WHAT YOU SHOULD DO: Copy each line exactly.

SUPPLIED ENTRIES:

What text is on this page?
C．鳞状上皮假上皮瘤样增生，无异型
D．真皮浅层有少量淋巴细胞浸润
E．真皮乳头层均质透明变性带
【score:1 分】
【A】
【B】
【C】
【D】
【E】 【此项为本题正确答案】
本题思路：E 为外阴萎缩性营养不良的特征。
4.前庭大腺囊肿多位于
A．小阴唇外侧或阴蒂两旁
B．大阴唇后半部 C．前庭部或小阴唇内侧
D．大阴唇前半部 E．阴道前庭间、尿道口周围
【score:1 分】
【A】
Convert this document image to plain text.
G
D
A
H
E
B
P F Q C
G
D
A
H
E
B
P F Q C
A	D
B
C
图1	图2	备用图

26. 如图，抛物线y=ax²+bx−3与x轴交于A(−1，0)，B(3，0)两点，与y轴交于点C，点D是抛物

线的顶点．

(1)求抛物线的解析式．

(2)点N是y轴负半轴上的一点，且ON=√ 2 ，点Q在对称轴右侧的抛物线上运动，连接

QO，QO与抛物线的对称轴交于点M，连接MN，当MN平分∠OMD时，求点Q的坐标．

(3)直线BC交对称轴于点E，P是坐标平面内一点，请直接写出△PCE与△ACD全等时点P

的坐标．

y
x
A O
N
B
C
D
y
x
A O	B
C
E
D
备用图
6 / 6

OUTPUT OF THE TASK:
What text is on this page?
C．鳞状上皮假上皮瘤样增生，无异型
D．真皮浅层有少量淋巴细胞浸润
E．真皮乳头层均质透明变性带
【score:1 分】
【A】
【B】
【C】
【D】
【E】 【此项为本题正确答案】
本题思路：E 为外阴萎缩性营养不良的特征。
4.前庭大腺囊肿多位于
A．小阴唇外侧或阴蒂两旁
B．大阴唇后半部 C．前庭部或小阴唇内侧
D．大阴唇前半部 E．阴道前庭间、尿道口周围
【score:1 分】
【A】
Convert this document image to plain text.
G
D
A
H
E
B
P F Q C
G
D
A
H
E
B
P F Q C
A	D
B
C
图1	图2	备用图

26. 如图，抛物线y=ax²+bx−3与x轴交于A(−1，0)，B(3，0)两点，与y轴交于点C，点D是抛物

线的顶点．

(1)求抛物线的解析式．

(2)点N是y轴负半轴上的一点，且ON=√ 2 ，点Q在对称轴右侧的抛物线上运动，连接

QO，QO与抛物线的对称轴交于点M，连接MN，当MN平分∠OMD时，求点Q的坐标．

(3)直线BC交对称轴于点E，P是坐标平面内一点，请直接写出△PCE与△ACD全等时点P

的坐标．

y
x
A O
N
B
C
D
y
x
A O	B
C
E
D
备用图
6 / 6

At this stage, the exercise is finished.